>> begin

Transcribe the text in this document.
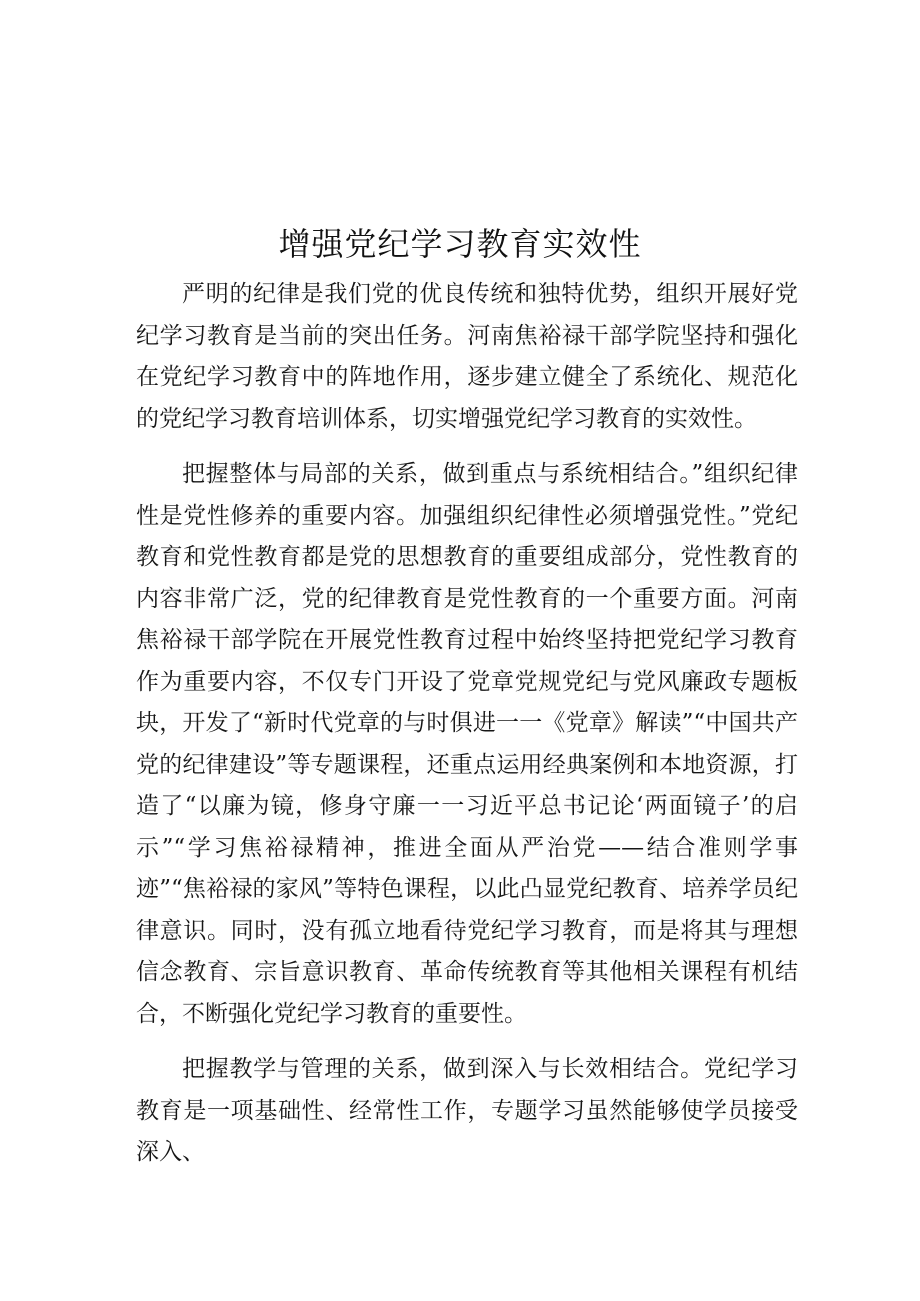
增强党纪学习教育实效性

严明的纪律是我们党的优良传统和独特优势，组织开展好党纪学习教育是当前的突出任务。河南焦裕禄干部学院坚持和强化在党纪学习教育中的阵地作用，逐步建立健全了系统化、规范化的党纪学习教育培训体系，切实增强党纪学习教育的实效性。

把握整体与局部的关系，做到重点与系统相结合。”组织纪律性是党性修养的重要内容。加强组织纪律性必须增强党性。”党纪教育和党性教育都是党的思想教育的重要组成部分，党性教育的内容非常广泛，党的纪律教育是党性教育的一个重要方面。河南焦裕禄干部学院在开展党性教育过程中始终坚持把党纪学习教育作为重要内容，不仅专门开设了党章党规党纪与党风廉政专题板块，开发了“新时代党章的与时俱进一一《党章》解读”“中国共产党的纪律建设”等专题课程，还重点运用经典案例和本地资源，打造了“以廉为镜，修身守廉一一习近平总书记论‘两面镜子’的启示”“学习焦裕禄精神，推进全面从严治党——结合准则学事迹”“焦裕禄的家风”等特色课程，以此凸显党纪教育、培养学员纪律意识。同时，没有孤立地看待党纪学习教育，而是将其与理想信念教育、宗旨意识教育、革命传统教育等其他相关课程有机结合，不断强化党纪学习教育的重要性。

把握教学与管理的关系，做到深入与长效相结合。党纪学习教育是一项基础性、经常性工作，专题学习虽然能够使学员接受深入、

>> end

Exercise objective
Print the listing above in full, exactly as written. Omit any pictures.

Complete response
Transcribe the text in this document.
增强党纪学习教育实效性

严明的纪律是我们党的优良传统和独特优势，组织开展好党纪学习教育是当前的突出任务。河南焦裕禄干部学院坚持和强化在党纪学习教育中的阵地作用，逐步建立健全了系统化、规范化的党纪学习教育培训体系，切实增强党纪学习教育的实效性。

把握整体与局部的关系，做到重点与系统相结合。”组织纪律性是党性修养的重要内容。加强组织纪律性必须增强党性。”党纪教育和党性教育都是党的思想教育的重要组成部分，党性教育的内容非常广泛，党的纪律教育是党性教育的一个重要方面。河南焦裕禄干部学院在开展党性教育过程中始终坚持把党纪学习教育作为重要内容，不仅专门开设了党章党规党纪与党风廉政专题板块，开发了“新时代党章的与时俱进一一《党章》解读”“中国共产党的纪律建设”等专题课程，还重点运用经典案例和本地资源，打造了“以廉为镜，修身守廉一一习近平总书记论‘两面镜子’的启示”“学习焦裕禄精神，推进全面从严治党——结合准则学事迹”“焦裕禄的家风”等特色课程，以此凸显党纪教育、培养学员纪律意识。同时，没有孤立地看待党纪学习教育，而是将其与理想信念教育、宗旨意识教育、革命传统教育等其他相关课程有机结合，不断强化党纪学习教育的重要性。

把握教学与管理的关系，做到深入与长效相结合。党纪学习教育是一项基础性、经常性工作，专题学习虽然能够使学员接受深入、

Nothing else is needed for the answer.